(Extracted data entries)

------------------------

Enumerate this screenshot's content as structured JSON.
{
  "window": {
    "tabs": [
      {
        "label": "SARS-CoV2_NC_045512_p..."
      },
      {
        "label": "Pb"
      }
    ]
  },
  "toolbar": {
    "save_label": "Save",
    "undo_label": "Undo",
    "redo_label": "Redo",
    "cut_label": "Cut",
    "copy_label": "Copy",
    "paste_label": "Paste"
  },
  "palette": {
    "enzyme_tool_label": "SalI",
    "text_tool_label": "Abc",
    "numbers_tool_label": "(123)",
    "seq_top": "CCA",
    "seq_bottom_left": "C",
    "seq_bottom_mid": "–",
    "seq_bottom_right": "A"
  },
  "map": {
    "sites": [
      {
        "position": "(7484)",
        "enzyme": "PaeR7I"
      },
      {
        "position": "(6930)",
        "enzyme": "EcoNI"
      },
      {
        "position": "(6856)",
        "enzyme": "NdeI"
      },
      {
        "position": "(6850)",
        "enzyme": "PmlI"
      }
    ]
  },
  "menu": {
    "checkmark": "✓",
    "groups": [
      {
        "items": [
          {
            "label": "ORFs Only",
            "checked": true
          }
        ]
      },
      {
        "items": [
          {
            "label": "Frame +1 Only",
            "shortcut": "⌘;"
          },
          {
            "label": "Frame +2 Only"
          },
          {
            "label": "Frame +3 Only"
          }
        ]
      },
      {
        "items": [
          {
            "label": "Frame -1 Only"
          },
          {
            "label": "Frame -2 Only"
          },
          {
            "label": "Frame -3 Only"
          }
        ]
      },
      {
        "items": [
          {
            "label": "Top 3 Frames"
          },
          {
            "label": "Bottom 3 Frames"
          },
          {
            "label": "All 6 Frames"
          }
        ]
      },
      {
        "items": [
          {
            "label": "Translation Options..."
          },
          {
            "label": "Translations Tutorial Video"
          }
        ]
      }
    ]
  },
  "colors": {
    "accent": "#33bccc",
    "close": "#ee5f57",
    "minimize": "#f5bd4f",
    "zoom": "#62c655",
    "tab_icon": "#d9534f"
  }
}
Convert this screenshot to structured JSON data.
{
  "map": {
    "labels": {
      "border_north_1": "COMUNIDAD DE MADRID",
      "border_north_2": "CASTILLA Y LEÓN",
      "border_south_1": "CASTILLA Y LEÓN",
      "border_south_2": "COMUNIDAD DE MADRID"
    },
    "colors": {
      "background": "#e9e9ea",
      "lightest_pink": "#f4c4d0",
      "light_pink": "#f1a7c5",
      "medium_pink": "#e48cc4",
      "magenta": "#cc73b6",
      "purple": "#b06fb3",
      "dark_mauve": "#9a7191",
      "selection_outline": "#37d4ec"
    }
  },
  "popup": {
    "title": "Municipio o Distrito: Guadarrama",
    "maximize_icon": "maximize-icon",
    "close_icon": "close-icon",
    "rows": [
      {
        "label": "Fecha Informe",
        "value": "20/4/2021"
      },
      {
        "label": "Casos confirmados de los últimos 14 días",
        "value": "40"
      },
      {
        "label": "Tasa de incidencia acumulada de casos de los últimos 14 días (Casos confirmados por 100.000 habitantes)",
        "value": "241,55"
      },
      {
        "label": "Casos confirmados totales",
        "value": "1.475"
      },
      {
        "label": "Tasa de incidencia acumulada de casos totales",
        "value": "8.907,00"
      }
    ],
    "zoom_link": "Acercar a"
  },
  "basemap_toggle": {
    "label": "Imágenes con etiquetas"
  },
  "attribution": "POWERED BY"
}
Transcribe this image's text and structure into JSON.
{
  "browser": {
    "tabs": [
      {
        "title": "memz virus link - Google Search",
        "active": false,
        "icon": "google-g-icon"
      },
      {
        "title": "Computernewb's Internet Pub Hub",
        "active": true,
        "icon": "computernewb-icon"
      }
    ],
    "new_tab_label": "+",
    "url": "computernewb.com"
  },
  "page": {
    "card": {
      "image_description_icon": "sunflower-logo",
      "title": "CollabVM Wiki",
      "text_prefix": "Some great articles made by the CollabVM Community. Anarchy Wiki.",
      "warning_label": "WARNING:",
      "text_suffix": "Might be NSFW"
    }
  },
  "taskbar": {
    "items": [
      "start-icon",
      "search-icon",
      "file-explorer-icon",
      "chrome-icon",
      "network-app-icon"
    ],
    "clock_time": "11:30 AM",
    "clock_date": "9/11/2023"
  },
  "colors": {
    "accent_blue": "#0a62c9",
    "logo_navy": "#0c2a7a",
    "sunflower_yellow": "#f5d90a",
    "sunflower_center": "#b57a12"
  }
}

------------------------

What to do: If a line in the data above holds the string "title", copy it.

Problem solution:
    "title": "Municipio o Distrito: Guadarrama",
        "title": "memz virus link - Google Search",
        "title": "Computernewb's Internet Pub Hub",
      "title": "CollabVM Wiki",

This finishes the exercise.